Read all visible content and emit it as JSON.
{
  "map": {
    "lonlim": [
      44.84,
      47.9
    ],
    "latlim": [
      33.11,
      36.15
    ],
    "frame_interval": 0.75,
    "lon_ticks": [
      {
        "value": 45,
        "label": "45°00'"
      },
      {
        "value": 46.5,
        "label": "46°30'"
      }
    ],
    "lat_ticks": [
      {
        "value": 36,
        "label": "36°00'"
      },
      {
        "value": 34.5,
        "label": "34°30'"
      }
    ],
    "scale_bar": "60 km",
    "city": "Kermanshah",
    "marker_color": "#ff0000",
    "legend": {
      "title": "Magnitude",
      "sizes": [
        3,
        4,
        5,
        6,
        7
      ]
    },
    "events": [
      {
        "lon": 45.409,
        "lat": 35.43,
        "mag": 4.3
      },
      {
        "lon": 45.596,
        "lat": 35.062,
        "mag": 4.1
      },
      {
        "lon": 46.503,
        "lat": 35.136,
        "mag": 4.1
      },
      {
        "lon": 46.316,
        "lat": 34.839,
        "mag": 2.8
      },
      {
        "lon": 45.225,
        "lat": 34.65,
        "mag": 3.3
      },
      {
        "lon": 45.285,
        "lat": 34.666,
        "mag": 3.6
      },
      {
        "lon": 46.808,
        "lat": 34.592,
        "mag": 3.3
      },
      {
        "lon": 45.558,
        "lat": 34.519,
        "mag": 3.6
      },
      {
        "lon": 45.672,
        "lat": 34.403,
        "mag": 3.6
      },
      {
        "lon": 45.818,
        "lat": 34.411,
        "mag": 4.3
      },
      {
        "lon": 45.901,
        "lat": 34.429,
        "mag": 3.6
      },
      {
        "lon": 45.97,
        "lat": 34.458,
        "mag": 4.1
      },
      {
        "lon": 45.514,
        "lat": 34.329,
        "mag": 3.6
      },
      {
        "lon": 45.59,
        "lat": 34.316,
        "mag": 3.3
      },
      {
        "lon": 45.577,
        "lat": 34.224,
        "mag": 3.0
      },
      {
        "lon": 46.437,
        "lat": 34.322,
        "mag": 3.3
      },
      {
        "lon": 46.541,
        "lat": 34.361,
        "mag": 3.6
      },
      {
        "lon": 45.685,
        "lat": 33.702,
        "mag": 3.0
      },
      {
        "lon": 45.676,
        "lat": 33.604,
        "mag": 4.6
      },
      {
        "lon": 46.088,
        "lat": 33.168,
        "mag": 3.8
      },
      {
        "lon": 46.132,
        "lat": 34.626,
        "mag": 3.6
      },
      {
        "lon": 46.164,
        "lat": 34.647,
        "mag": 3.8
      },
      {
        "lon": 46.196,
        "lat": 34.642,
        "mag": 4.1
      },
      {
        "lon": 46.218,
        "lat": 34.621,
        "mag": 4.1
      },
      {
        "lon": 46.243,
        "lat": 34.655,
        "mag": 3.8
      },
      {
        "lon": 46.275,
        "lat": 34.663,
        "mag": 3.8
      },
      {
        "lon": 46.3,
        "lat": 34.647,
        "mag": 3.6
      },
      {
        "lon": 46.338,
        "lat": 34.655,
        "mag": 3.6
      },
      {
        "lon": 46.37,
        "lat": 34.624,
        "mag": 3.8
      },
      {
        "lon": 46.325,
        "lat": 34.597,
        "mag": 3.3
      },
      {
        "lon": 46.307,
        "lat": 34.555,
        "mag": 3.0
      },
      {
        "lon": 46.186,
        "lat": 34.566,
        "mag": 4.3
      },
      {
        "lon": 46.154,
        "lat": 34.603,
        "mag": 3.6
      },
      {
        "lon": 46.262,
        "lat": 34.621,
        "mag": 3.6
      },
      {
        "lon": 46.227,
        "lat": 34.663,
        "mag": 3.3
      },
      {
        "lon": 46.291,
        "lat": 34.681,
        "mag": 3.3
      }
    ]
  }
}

Task instructions:
Look through the lines above and collect those with the word "label".

Correct answer:
        "label": "45°00'"
        "label": "46°30'"
        "label": "36°00'"
        "label": "34°30'"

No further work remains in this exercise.